== DATA EXTRACT ==

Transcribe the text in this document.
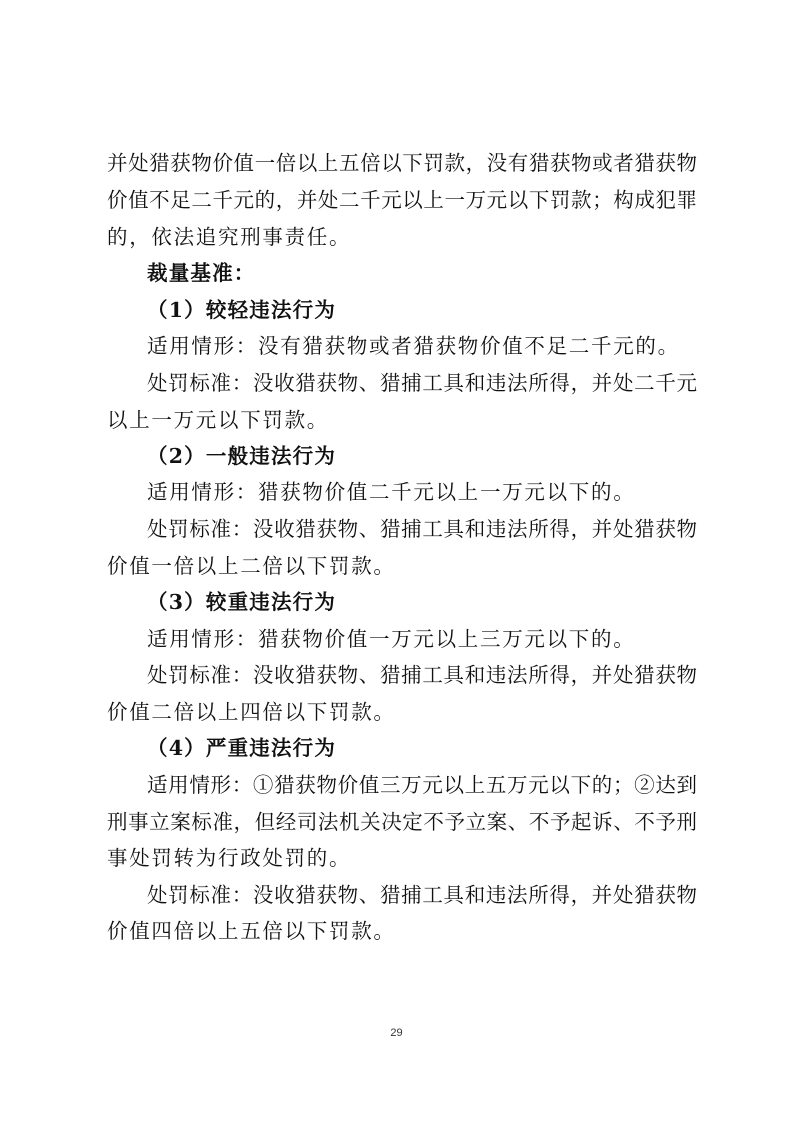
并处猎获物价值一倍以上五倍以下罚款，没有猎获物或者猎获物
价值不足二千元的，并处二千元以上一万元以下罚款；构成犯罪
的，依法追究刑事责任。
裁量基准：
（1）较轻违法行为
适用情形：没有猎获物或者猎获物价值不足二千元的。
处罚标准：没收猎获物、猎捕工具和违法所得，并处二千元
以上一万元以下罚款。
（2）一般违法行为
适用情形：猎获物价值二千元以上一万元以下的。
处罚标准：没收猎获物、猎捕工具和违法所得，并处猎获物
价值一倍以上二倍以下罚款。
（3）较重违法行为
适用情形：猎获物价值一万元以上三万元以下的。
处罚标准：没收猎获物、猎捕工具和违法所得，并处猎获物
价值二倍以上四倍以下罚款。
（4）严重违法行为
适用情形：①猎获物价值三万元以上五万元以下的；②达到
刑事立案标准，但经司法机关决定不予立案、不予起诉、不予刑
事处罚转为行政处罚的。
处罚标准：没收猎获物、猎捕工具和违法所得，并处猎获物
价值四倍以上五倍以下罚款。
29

===
== DATA EXTRACT ==

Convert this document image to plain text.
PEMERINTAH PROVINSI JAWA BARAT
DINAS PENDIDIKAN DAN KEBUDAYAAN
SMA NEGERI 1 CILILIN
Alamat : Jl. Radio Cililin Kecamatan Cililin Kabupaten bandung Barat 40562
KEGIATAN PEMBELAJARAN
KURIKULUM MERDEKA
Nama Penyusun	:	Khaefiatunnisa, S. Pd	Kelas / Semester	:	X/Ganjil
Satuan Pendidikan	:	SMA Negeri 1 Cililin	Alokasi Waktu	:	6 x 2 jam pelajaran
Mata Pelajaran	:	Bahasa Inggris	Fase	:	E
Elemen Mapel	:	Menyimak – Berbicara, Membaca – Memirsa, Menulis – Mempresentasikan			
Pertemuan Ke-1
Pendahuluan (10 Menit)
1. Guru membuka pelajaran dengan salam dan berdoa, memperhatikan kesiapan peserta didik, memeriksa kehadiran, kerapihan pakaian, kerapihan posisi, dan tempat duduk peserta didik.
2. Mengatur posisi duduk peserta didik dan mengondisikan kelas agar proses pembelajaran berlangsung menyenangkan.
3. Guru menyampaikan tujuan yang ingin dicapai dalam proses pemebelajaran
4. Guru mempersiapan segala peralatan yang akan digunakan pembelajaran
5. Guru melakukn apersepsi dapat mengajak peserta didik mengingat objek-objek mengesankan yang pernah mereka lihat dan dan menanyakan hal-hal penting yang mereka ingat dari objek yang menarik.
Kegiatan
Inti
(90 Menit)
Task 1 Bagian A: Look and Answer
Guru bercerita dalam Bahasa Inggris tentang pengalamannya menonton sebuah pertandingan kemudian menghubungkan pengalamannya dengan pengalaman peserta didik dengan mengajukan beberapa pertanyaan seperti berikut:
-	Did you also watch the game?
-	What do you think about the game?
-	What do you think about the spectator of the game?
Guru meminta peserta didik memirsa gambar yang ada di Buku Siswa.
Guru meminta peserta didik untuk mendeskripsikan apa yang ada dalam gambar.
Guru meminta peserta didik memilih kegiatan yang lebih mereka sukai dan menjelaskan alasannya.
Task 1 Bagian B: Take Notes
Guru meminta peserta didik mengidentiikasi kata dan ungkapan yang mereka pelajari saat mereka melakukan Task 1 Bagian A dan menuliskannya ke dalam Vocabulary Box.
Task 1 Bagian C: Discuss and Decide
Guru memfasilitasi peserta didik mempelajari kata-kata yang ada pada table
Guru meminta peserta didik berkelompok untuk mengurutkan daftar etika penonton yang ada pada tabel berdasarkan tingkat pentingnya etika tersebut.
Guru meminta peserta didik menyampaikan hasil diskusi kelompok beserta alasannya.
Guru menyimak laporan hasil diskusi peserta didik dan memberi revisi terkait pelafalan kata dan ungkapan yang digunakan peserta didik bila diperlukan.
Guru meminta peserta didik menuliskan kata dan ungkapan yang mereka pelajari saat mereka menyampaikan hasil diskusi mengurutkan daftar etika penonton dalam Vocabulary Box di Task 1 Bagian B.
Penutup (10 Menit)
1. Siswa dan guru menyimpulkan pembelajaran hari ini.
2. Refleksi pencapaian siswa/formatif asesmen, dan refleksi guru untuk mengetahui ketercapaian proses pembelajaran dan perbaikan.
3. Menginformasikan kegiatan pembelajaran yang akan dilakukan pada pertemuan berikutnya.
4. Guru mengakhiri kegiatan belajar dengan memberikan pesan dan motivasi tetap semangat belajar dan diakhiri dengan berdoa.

===
== DATA EXTRACT ==

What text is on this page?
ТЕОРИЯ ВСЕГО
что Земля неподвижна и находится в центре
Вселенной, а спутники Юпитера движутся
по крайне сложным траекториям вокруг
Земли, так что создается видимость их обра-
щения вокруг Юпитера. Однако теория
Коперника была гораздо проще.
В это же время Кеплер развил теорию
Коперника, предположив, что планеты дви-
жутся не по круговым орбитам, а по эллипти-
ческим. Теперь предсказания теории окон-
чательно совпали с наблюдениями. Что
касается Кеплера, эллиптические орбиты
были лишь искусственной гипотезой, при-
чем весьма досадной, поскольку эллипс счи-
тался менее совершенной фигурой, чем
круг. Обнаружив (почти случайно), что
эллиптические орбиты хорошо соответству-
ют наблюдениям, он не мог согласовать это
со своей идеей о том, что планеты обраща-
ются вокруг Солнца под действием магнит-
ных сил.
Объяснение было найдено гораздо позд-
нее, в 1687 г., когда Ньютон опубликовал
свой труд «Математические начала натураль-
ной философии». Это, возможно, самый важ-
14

===

[TASK GOAL]: Look through the material and say how many lines hold "menyampaikan". Give the number only.

[TASK RESPONSE]: 3